## Aim
Answer with one number: the count of lines in this material that hold the word "more".

= = = =

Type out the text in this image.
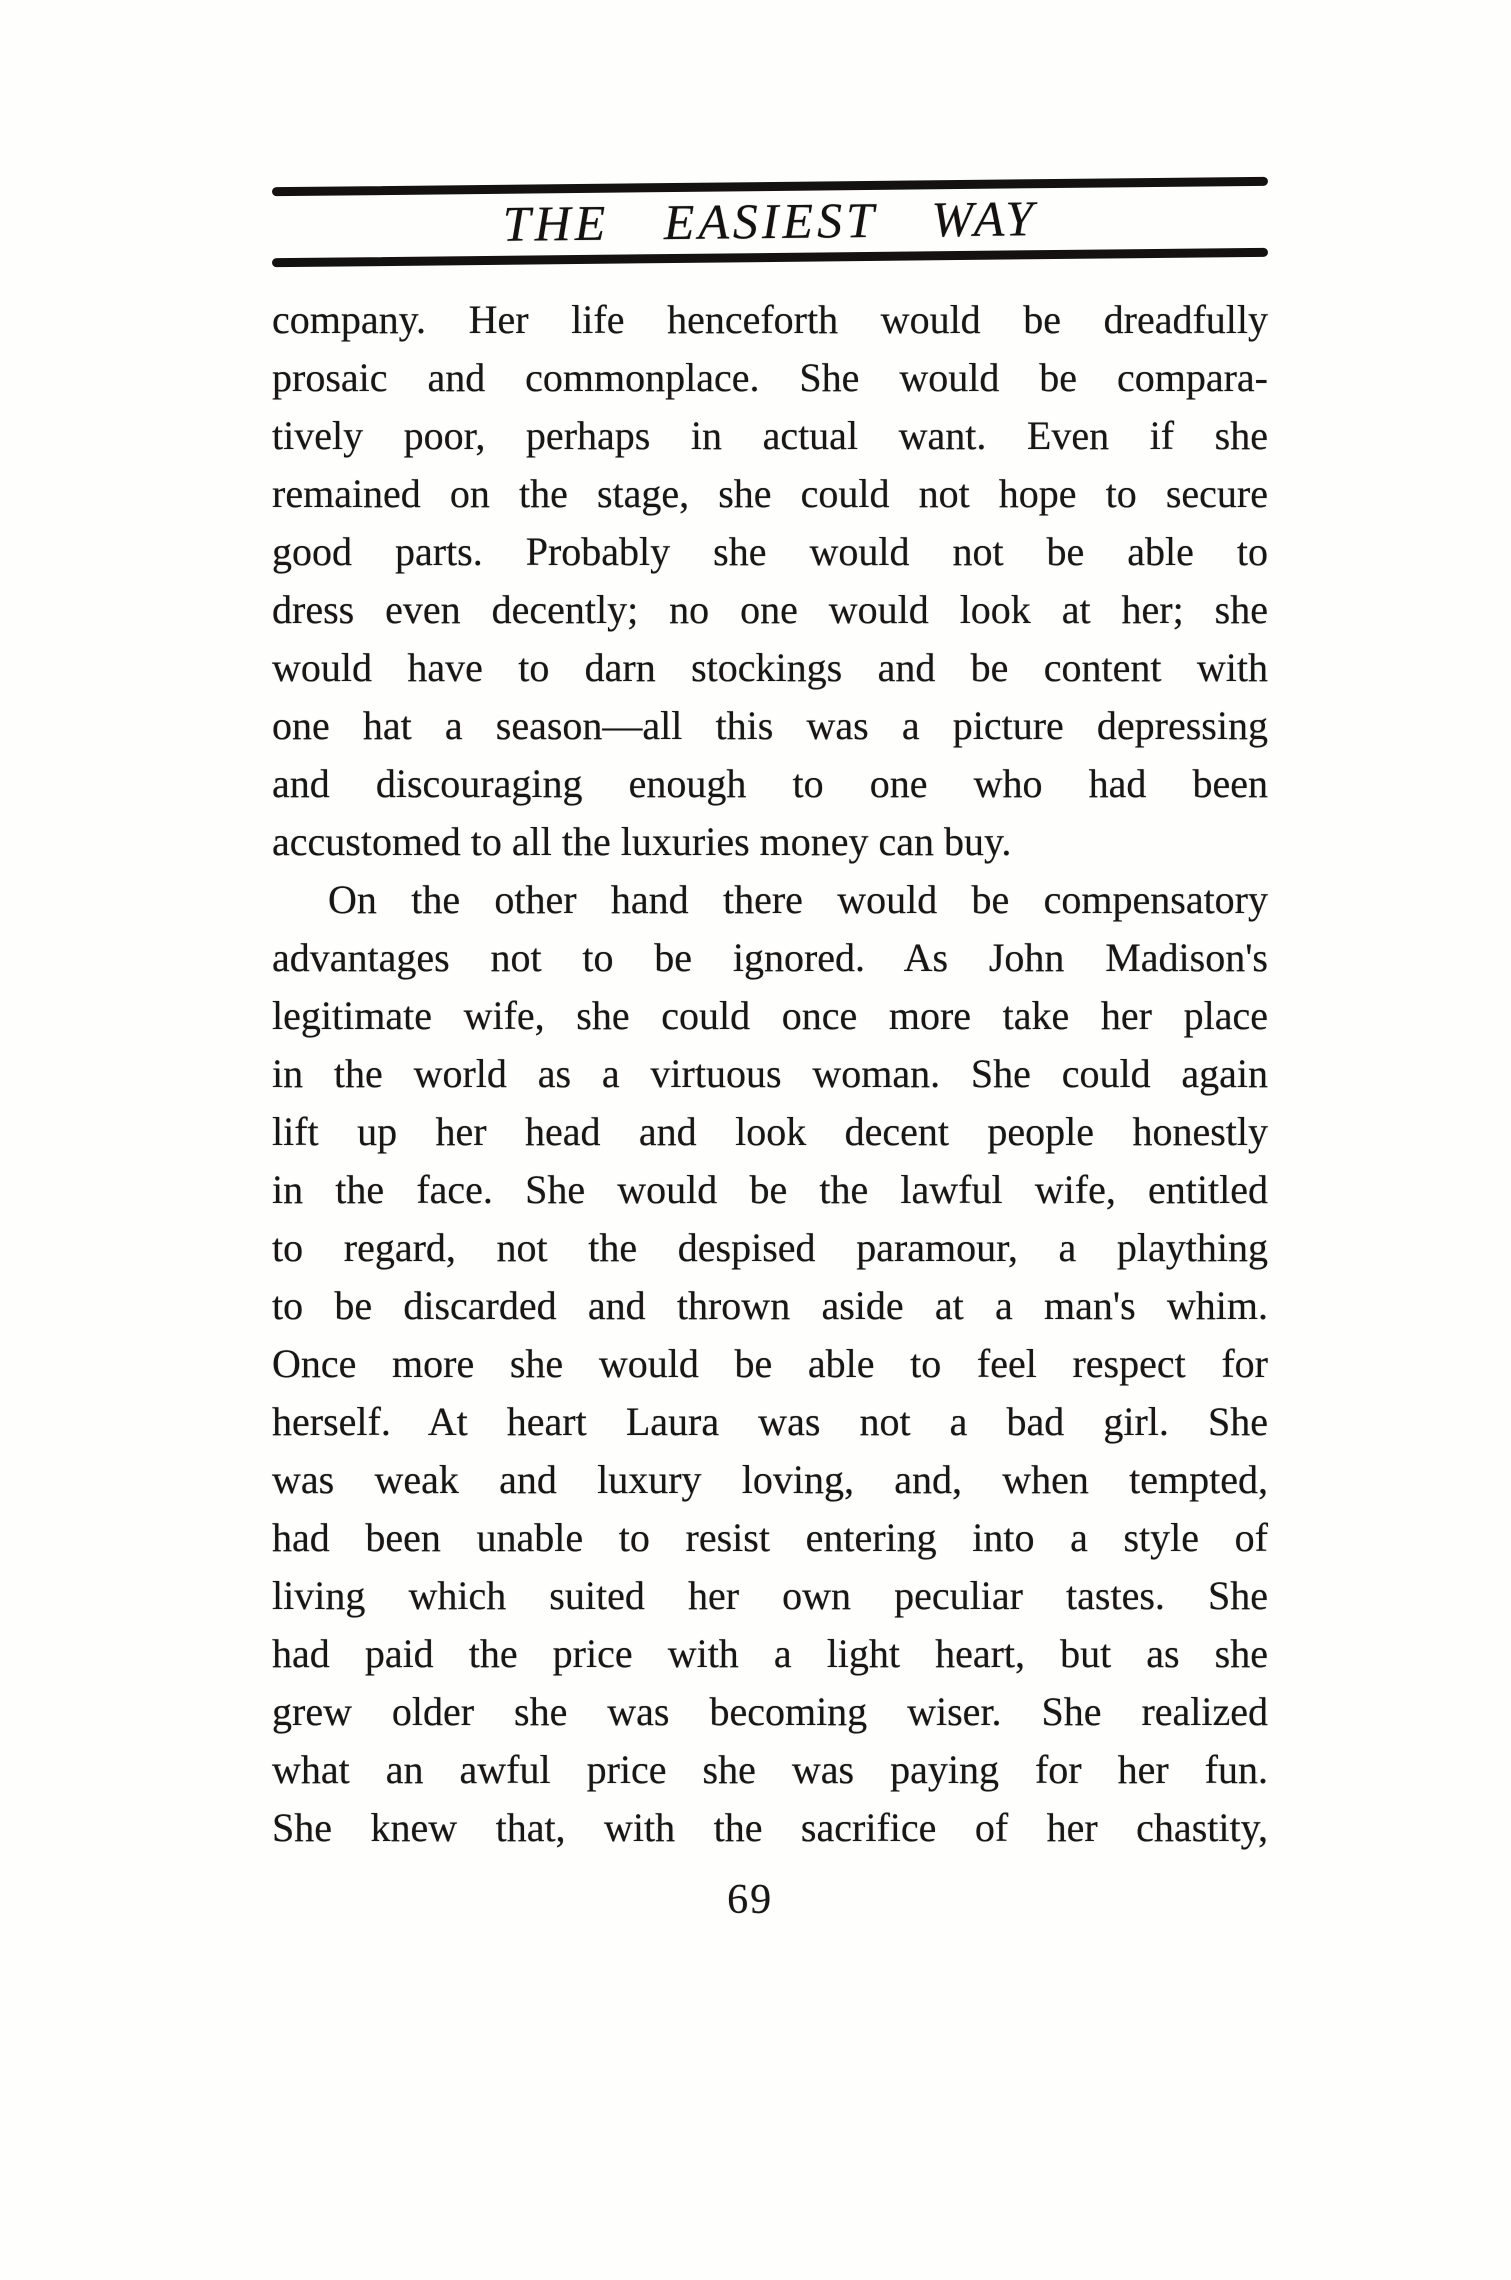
THE EASIEST WAY
company. Her life henceforth would be dreadfully
prosaic and commonplace. She would be compara-
tively poor, perhaps in actual want. Even if she
remained on the stage, she could not hope to secure
good parts. Probably she would not be able to
dress even decently; no one would look at her; she
would have to darn stockings and be content with
one hat a season—all this was a picture depressing
and discouraging enough to one who had been
accustomed to all the luxuries money can buy.
On the other hand there would be compensatory
advantages not to be ignored. As John Madison's
legitimate wife, she could once more take her place
in the world as a virtuous woman. She could again
lift up her head and look decent people honestly
in the face. She would be the lawful wife, entitled
to regard, not the despised paramour, a plaything
to be discarded and thrown aside at a man's whim.
Once more she would be able to feel respect for
herself. At heart Laura was not a bad girl. She
was weak and luxury loving, and, when tempted,
had been unable to resist entering into a style of
living which suited her own peculiar tastes. She
had paid the price with a light heart, but as she
grew older she was becoming wiser. She realized
what an awful price she was paying for her fun.
She knew that, with the sacrifice of her chastity,
69
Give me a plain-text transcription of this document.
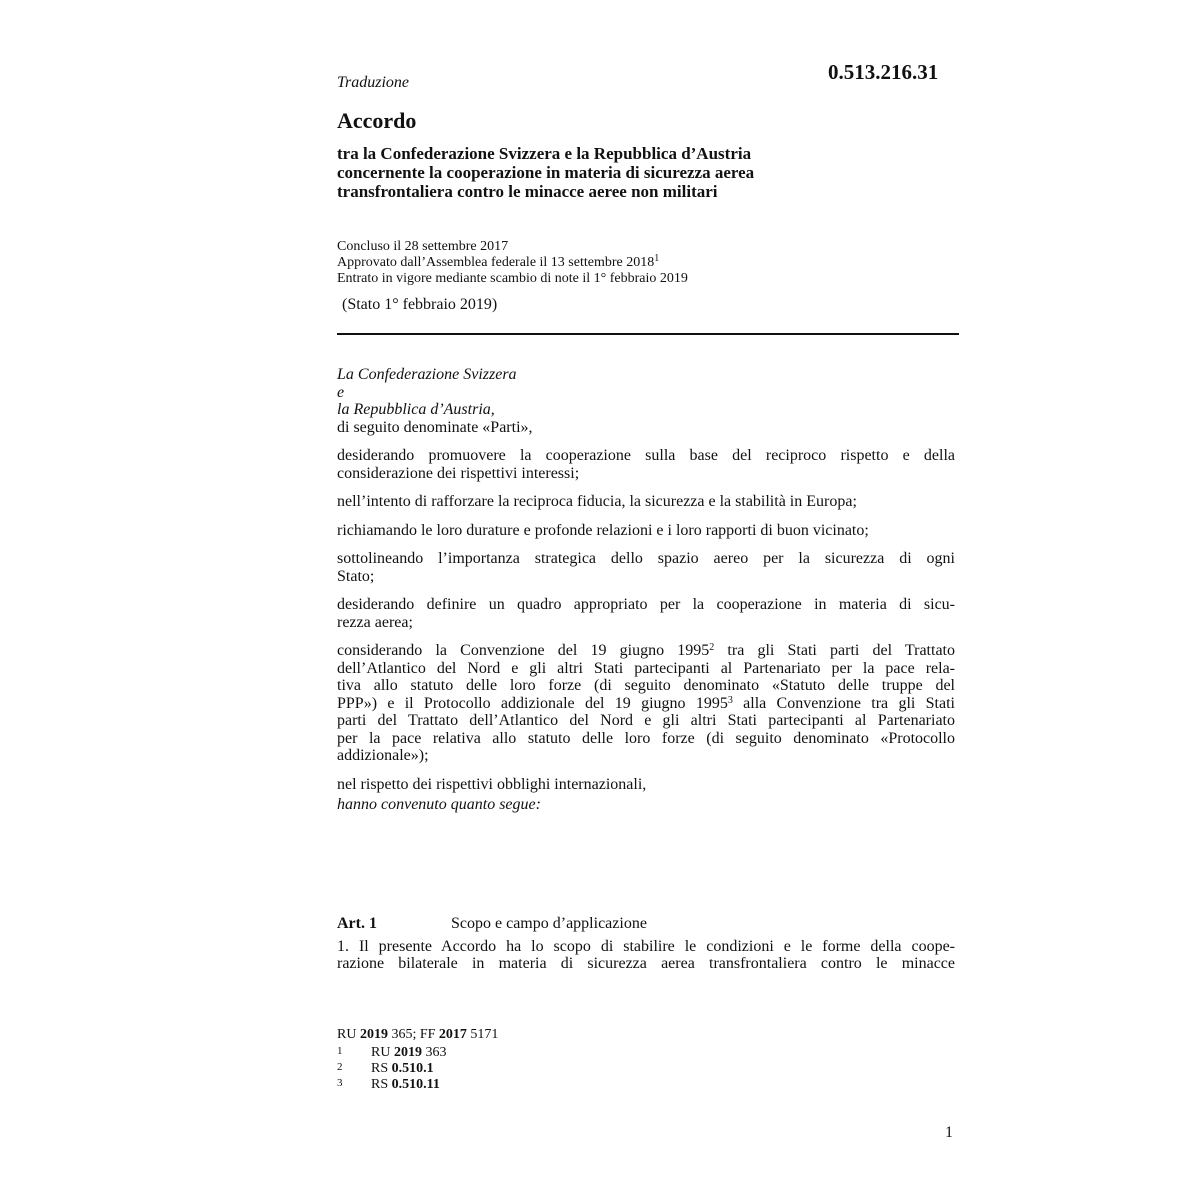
0.513.216.31
Traduzione
Accordo
tra la Confederazione Svizzera e la Repubblica d’Austria
concernente la cooperazione in materia di sicurezza aerea
transfrontaliera contro le minacce aeree non militari
Concluso il 28 settembre 2017
Approvato dall’Assemblea federale il 13 settembre 2018$^1$
Entrato in vigore mediante scambio di note il 1° febbraio 2019
(Stato 1° febbraio 2019)
La Confederazione Svizzera
e
la Repubblica d’Austria,
di seguito denominate «Parti»,
desiderando promuovere la cooperazione sulla base del reciproco rispetto e della
considerazione dei rispettivi interessi;
nell’intento di rafforzare la reciproca fiducia, la sicurezza e la stabilità in Europa;
richiamando le loro durature e profonde relazioni e i loro rapporti di buon vicinato;
sottolineando l’importanza strategica dello spazio aereo per la sicurezza di ogni
Stato;
desiderando definire un quadro appropriato per la cooperazione in materia di sicu-
rezza aerea;
considerando la Convenzione del 19 giugno 1995$^2$ tra gli Stati parti del Trattato
dell’Atlantico del Nord e gli altri Stati partecipanti al Partenariato per la pace rela-
tiva allo statuto delle loro forze (di seguito denominato «Statuto delle truppe del
PPP») e il Protocollo addizionale del 19 giugno 1995$^3$ alla Convenzione tra gli Stati
parti del Trattato dell’Atlantico del Nord e gli altri Stati partecipanti al Partenariato
per la pace relativa allo statuto delle loro forze (di seguito denominato «Protocollo
addizionale»);
nel rispetto dei rispettivi obblighi internazionali,
hanno convenuto quanto segue:
Art. 1	Scopo e campo d’applicazione
1. Il presente Accordo ha lo scopo di stabilire le condizioni e le forme della coope-
razione bilaterale in materia di sicurezza aerea transfrontaliera contro le minacce
RU 2019 365; FF 2017 5171
1	RU 2019 363
2	RS 0.510.1
3	RS 0.510.11
1
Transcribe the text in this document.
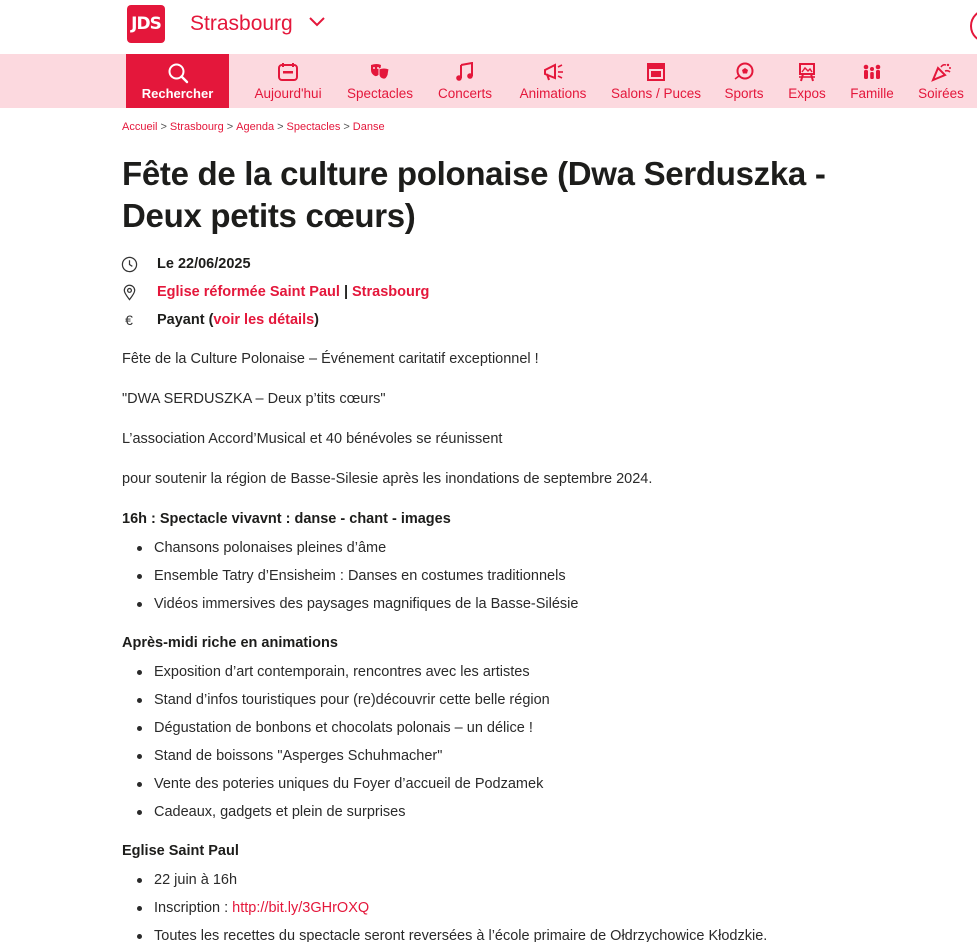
JDS Strasbourg
Rechercher	Aujourd'hui Spectacles Concerts Animations Salons / Puces Sports Expos Famille Soirées
Accueil > Strasbourg > Agenda > Spectacles > Danse
Fête de la culture polonaise (Dwa Serduszka - Deux petits cœurs)
Le 22/06/2025
Eglise réformée Saint Paul | Strasbourg
€	Payant ( voir les détails )
Fête de la Culture Polonaise – Événement caritatif exceptionnel !
"DWA SERDUSZKA – Deux p’tits cœurs"
L’association Accord’Musical et 40 bénévoles se réunissent
pour soutenir la région de Basse-Silesie après les inondations de septembre 2024.
16h : Spectacle vivavnt : danse - chant - images
Chansons polonaises pleines d’âme
Ensemble Tatry d’Ensisheim : Danses en costumes traditionnels
Vidéos immersives des paysages magnifiques de la Basse-Silésie
Après-midi riche en animations
Exposition d’art contemporain, rencontres avec les artistes
Stand d’infos touristiques pour (re)découvrir cette belle région
Dégustation de bonbons et chocolats polonais – un délice !
Stand de boissons "Asperges Schuhmacher"
Vente des poteries uniques du Foyer d’accueil de Podzamek
Cadeaux, gadgets et plein de surprises
Eglise Saint Paul
22 juin à 16h
Inscription : http://bit.ly/3GHrOXQ
Toutes les recettes du spectacle seront reversées à l’école primaire de Ołdrzychowice Kłodzkie.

= = = =

## Task solution
2